• Directions
Set down each line of the data below exactly as it stands, dropping the pictures.

Records about charts and figures
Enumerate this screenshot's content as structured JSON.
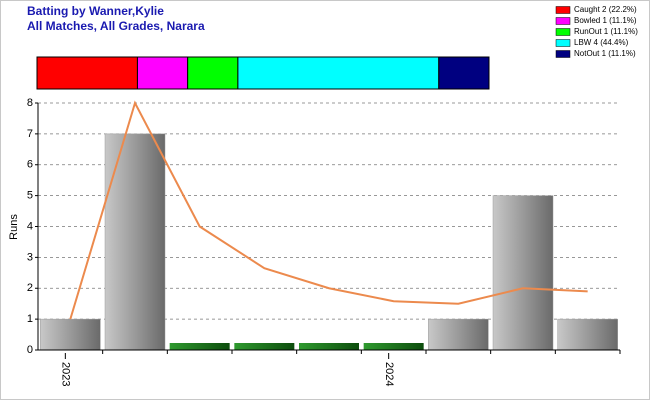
{
  "chart_data": {
    "type": "bar",
    "title": "Batting by Wanner,Kylie",
    "subtitle": "All Matches, All Grades, Narara",
    "y_label": "Runs",
    "categories": [
      "2023",
      null,
      null,
      null,
      null,
      "2024",
      null,
      null,
      null
    ],
    "values": [
      1,
      7,
      0,
      0,
      0,
      0,
      1,
      5,
      1
    ],
    "color": "#9a9a9a",
    "zero_color": "#1f7a1f",
    "line": {
      "values": [
        1,
        8,
        4,
        2.65,
        2,
        1.58,
        1.5,
        2,
        1.9
      ],
      "color": "#ec8a4d"
    },
    "ylim": [
      0,
      8
    ],
    "yticks": [
      0,
      1,
      2,
      3,
      4,
      5,
      6,
      7,
      8
    ],
    "grid": true,
    "dismissals": {
      "labels": [
        "Caught 2 (22.2%)",
        "Bowled 1 (11.1%)",
        "RunOut 1 (11.1%)",
        "LBW 4 (44.4%)",
        "NotOut 1 (11.1%)"
      ],
      "values": [
        2,
        1,
        1,
        4,
        1
      ],
      "colors": [
        "#ff0000",
        "#ff00ff",
        "#00ff00",
        "#00ffff",
        "#000080"
      ]
    }
  }
}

• Correct result
Enumerate this screenshot's content as structured JSON.
{
  "chart_data": {
    "type": "bar",
    "title": "Batting by Wanner,Kylie",
    "subtitle": "All Matches, All Grades, Narara",
    "y_label": "Runs",
    "categories": [
      "2023",
      null,
      null,
      null,
      null,
      "2024",
      null,
      null,
      null
    ],
    "values": [
      1,
      7,
      0,
      0,
      0,
      0,
      1,
      5,
      1
    ],
    "color": "#9a9a9a",
    "zero_color": "#1f7a1f",
    "line": {
      "values": [
        1,
        8,
        4,
        2.65,
        2,
        1.58,
        1.5,
        2,
        1.9
      ],
      "color": "#ec8a4d"
    },
    "ylim": [
      0,
      8
    ],
    "yticks": [
      0,
      1,
      2,
      3,
      4,
      5,
      6,
      7,
      8
    ],
    "grid": true,
    "dismissals": {
      "labels": [
        "Caught 2 (22.2%)",
        "Bowled 1 (11.1%)",
        "RunOut 1 (11.1%)",
        "LBW 4 (44.4%)",
        "NotOut 1 (11.1%)"
      ],
      "values": [
        2,
        1,
        1,
        4,
        1
      ],
      "colors": [
        "#ff0000",
        "#ff00ff",
        "#00ff00",
        "#00ffff",
        "#000080"
      ]
    }
  }
}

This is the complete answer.